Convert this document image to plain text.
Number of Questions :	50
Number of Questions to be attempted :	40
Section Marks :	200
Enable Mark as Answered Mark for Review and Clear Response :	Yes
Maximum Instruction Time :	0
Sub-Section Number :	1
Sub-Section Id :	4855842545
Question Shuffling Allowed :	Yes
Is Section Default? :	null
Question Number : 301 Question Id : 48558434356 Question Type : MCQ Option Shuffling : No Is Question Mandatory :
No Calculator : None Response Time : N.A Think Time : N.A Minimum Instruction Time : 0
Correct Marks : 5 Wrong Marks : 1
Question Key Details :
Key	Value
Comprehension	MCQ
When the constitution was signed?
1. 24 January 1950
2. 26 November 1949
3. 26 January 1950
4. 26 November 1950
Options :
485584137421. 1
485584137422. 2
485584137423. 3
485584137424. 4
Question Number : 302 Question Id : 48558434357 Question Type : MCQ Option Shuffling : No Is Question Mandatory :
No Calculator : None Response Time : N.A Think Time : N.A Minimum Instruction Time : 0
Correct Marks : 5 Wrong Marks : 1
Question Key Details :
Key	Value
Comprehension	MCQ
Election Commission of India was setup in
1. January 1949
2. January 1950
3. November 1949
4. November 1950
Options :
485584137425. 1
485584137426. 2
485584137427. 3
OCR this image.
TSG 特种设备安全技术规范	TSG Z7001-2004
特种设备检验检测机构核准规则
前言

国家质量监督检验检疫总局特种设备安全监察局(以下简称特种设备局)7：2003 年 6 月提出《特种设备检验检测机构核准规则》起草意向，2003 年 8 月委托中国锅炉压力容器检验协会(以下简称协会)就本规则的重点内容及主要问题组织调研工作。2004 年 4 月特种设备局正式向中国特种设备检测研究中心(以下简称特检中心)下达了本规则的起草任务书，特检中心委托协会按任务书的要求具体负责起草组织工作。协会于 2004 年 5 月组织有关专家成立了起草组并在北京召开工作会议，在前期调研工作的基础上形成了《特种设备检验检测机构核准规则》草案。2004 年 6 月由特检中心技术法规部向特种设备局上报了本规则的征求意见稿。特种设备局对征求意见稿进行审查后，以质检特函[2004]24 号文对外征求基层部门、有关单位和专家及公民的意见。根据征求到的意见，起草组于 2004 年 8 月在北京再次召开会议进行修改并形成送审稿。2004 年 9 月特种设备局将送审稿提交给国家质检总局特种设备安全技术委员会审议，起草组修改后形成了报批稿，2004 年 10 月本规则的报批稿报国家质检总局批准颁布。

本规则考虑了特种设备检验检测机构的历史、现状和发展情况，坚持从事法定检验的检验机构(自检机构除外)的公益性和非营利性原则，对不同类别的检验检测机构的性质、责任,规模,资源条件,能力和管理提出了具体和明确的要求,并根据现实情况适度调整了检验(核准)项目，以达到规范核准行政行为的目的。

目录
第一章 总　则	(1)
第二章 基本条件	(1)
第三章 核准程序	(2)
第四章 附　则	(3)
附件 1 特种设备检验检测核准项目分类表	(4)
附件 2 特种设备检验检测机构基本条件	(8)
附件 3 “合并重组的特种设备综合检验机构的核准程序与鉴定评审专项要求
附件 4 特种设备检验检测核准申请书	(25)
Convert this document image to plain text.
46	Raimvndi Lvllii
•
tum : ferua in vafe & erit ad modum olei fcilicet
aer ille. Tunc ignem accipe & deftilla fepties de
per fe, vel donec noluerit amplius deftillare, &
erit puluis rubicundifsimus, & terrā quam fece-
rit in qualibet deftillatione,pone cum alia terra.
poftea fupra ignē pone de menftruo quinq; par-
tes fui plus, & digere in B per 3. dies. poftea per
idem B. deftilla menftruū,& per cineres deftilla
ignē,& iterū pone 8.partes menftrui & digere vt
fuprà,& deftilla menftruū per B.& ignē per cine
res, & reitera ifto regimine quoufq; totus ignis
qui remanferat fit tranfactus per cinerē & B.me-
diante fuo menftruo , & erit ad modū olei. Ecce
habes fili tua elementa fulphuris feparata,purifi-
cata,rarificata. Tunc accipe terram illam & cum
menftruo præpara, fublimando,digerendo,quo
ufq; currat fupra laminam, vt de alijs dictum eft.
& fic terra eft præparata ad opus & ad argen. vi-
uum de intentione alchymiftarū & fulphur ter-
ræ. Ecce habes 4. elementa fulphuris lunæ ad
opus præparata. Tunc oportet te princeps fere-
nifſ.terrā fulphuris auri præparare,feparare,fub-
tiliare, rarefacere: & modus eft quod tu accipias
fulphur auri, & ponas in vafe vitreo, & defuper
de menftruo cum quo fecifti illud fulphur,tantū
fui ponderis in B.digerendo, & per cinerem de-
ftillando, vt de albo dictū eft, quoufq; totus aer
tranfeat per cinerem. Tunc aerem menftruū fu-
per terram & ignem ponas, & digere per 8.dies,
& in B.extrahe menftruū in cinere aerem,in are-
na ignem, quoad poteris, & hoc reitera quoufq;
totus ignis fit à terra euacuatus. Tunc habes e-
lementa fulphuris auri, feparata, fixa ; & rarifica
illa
■ ■ ■ ■
• **EXERCISE**: Reproduce the full listing above, character for character.

• **ANSWER TO THE PROBLEM**:
Convert this document image to plain text.
Number of Questions :	50
Number of Questions to be attempted :	40
Section Marks :	200
Enable Mark as Answered Mark for Review and Clear Response :	Yes
Maximum Instruction Time :	0
Sub-Section Number :	1
Sub-Section Id :	4855842545
Question Shuffling Allowed :	Yes
Is Section Default? :	null
Question Number : 301 Question Id : 48558434356 Question Type : MCQ Option Shuffling : No Is Question Mandatory :
No Calculator : None Response Time : N.A Think Time : N.A Minimum Instruction Time : 0
Correct Marks : 5 Wrong Marks : 1
Question Key Details :
Key	Value
Comprehension	MCQ
When the constitution was signed?
1. 24 January 1950
2. 26 November 1949
3. 26 January 1950
4. 26 November 1950
Options :
485584137421. 1
485584137422. 2
485584137423. 3
485584137424. 4
Question Number : 302 Question Id : 48558434357 Question Type : MCQ Option Shuffling : No Is Question Mandatory :
No Calculator : None Response Time : N.A Think Time : N.A Minimum Instruction Time : 0
Correct Marks : 5 Wrong Marks : 1
Question Key Details :
Key	Value
Comprehension	MCQ
Election Commission of India was setup in
1. January 1949
2. January 1950
3. November 1949
4. November 1950
Options :
485584137425. 1
485584137426. 2
485584137427. 3
OCR this image.
TSG 特种设备安全技术规范	TSG Z7001-2004
特种设备检验检测机构核准规则
前言

国家质量监督检验检疫总局特种设备安全监察局(以下简称特种设备局)7：2003 年 6 月提出《特种设备检验检测机构核准规则》起草意向，2003 年 8 月委托中国锅炉压力容器检验协会(以下简称协会)就本规则的重点内容及主要问题组织调研工作。2004 年 4 月特种设备局正式向中国特种设备检测研究中心(以下简称特检中心)下达了本规则的起草任务书，特检中心委托协会按任务书的要求具体负责起草组织工作。协会于 2004 年 5 月组织有关专家成立了起草组并在北京召开工作会议，在前期调研工作的基础上形成了《特种设备检验检测机构核准规则》草案。2004 年 6 月由特检中心技术法规部向特种设备局上报了本规则的征求意见稿。特种设备局对征求意见稿进行审查后，以质检特函[2004]24 号文对外征求基层部门、有关单位和专家及公民的意见。根据征求到的意见，起草组于 2004 年 8 月在北京再次召开会议进行修改并形成送审稿。2004 年 9 月特种设备局将送审稿提交给国家质检总局特种设备安全技术委员会审议，起草组修改后形成了报批稿，2004 年 10 月本规则的报批稿报国家质检总局批准颁布。

本规则考虑了特种设备检验检测机构的历史、现状和发展情况，坚持从事法定检验的检验机构(自检机构除外)的公益性和非营利性原则，对不同类别的检验检测机构的性质、责任,规模,资源条件,能力和管理提出了具体和明确的要求,并根据现实情况适度调整了检验(核准)项目，以达到规范核准行政行为的目的。

目录
第一章 总　则	(1)
第二章 基本条件	(1)
第三章 核准程序	(2)
第四章 附　则	(3)
附件 1 特种设备检验检测核准项目分类表	(4)
附件 2 特种设备检验检测机构基本条件	(8)
附件 3 “合并重组的特种设备综合检验机构的核准程序与鉴定评审专项要求
附件 4 特种设备检验检测核准申请书	(25)
Convert this document image to plain text.
46	Raimvndi Lvllii
•
tum : ferua in vafe & erit ad modum olei fcilicet
aer ille. Tunc ignem accipe & deftilla fepties de
per fe, vel donec noluerit amplius deftillare, &
erit puluis rubicundifsimus, & terrā quam fece-
rit in qualibet deftillatione,pone cum alia terra.
poftea fupra ignē pone de menftruo quinq; par-
tes fui plus, & digere in B per 3. dies. poftea per
idem B. deftilla menftruū,& per cineres deftilla
ignē,& iterū pone 8.partes menftrui & digere vt
fuprà,& deftilla menftruū per B.& ignē per cine
res, & reitera ifto regimine quoufq; totus ignis
qui remanferat fit tranfactus per cinerē & B.me-
diante fuo menftruo , & erit ad modū olei. Ecce
habes fili tua elementa fulphuris feparata,purifi-
cata,rarificata. Tunc accipe terram illam & cum
menftruo præpara, fublimando,digerendo,quo
ufq; currat fupra laminam, vt de alijs dictum eft.
& fic terra eft præparata ad opus & ad argen. vi-
uum de intentione alchymiftarū & fulphur ter-
ræ. Ecce habes 4. elementa fulphuris lunæ ad
opus præparata. Tunc oportet te princeps fere-
nifſ.terrā fulphuris auri præparare,feparare,fub-
tiliare, rarefacere: & modus eft quod tu accipias
fulphur auri, & ponas in vafe vitreo, & defuper
de menftruo cum quo fecifti illud fulphur,tantū
fui ponderis in B.digerendo, & per cinerem de-
ftillando, vt de albo dictū eft, quoufq; totus aer
tranfeat per cinerem. Tunc aerem menftruū fu-
per terram & ignem ponas, & digere per 8.dies,
& in B.extrahe menftruū in cinere aerem,in are-
na ignem, quoad poteris, & hoc reitera quoufq;
totus ignis fit à terra euacuatus. Tunc habes e-
lementa fulphuris auri, feparata, fixa ; & rarifica
illa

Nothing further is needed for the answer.